Records:
_ _ _ _ _

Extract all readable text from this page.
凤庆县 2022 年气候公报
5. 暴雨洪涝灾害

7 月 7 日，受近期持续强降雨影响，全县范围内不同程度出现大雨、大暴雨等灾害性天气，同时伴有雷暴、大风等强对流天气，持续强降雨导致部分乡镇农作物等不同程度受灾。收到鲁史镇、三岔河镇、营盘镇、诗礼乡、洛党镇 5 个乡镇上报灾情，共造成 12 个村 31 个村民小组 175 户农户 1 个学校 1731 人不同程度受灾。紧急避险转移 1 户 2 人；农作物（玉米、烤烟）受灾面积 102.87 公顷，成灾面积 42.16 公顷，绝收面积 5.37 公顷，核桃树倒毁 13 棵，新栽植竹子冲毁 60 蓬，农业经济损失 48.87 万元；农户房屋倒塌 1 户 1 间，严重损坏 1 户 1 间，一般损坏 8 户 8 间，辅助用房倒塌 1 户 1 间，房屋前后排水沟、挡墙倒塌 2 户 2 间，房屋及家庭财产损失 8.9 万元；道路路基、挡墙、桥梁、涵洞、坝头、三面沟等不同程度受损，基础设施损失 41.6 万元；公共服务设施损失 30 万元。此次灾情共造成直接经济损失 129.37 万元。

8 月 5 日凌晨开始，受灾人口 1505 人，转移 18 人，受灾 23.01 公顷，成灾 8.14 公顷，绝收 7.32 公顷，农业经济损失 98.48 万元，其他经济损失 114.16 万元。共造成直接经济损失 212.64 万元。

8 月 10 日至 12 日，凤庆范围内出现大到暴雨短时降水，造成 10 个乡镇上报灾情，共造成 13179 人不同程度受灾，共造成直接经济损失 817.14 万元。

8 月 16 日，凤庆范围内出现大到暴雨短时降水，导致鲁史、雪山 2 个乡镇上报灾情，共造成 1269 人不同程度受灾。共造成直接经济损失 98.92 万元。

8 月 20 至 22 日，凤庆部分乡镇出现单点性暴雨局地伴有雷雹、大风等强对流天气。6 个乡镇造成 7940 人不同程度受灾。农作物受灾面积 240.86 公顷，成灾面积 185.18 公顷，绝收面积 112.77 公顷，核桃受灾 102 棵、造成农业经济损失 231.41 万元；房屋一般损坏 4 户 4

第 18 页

_ _ _ _ _

The request.
Reproduce the entries above in full by retyping them exactly.

Written reply.
Extract all readable text from this page.
凤庆县 2022 年气候公报
5. 暴雨洪涝灾害

7 月 7 日，受近期持续强降雨影响，全县范围内不同程度出现大雨、大暴雨等灾害性天气，同时伴有雷暴、大风等强对流天气，持续强降雨导致部分乡镇农作物等不同程度受灾。收到鲁史镇、三岔河镇、营盘镇、诗礼乡、洛党镇 5 个乡镇上报灾情，共造成 12 个村 31 个村民小组 175 户农户 1 个学校 1731 人不同程度受灾。紧急避险转移 1 户 2 人；农作物（玉米、烤烟）受灾面积 102.87 公顷，成灾面积 42.16 公顷，绝收面积 5.37 公顷，核桃树倒毁 13 棵，新栽植竹子冲毁 60 蓬，农业经济损失 48.87 万元；农户房屋倒塌 1 户 1 间，严重损坏 1 户 1 间，一般损坏 8 户 8 间，辅助用房倒塌 1 户 1 间，房屋前后排水沟、挡墙倒塌 2 户 2 间，房屋及家庭财产损失 8.9 万元；道路路基、挡墙、桥梁、涵洞、坝头、三面沟等不同程度受损，基础设施损失 41.6 万元；公共服务设施损失 30 万元。此次灾情共造成直接经济损失 129.37 万元。

8 月 5 日凌晨开始，受灾人口 1505 人，转移 18 人，受灾 23.01 公顷，成灾 8.14 公顷，绝收 7.32 公顷，农业经济损失 98.48 万元，其他经济损失 114.16 万元。共造成直接经济损失 212.64 万元。

8 月 10 日至 12 日，凤庆范围内出现大到暴雨短时降水，造成 10 个乡镇上报灾情，共造成 13179 人不同程度受灾，共造成直接经济损失 817.14 万元。

8 月 16 日，凤庆范围内出现大到暴雨短时降水，导致鲁史、雪山 2 个乡镇上报灾情，共造成 1269 人不同程度受灾。共造成直接经济损失 98.92 万元。

8 月 20 至 22 日，凤庆部分乡镇出现单点性暴雨局地伴有雷雹、大风等强对流天气。6 个乡镇造成 7940 人不同程度受灾。农作物受灾面积 240.86 公顷，成灾面积 185.18 公顷，绝收面积 112.77 公顷，核桃受灾 102 棵、造成农业经济损失 231.41 万元；房屋一般损坏 4 户 4

第 18 页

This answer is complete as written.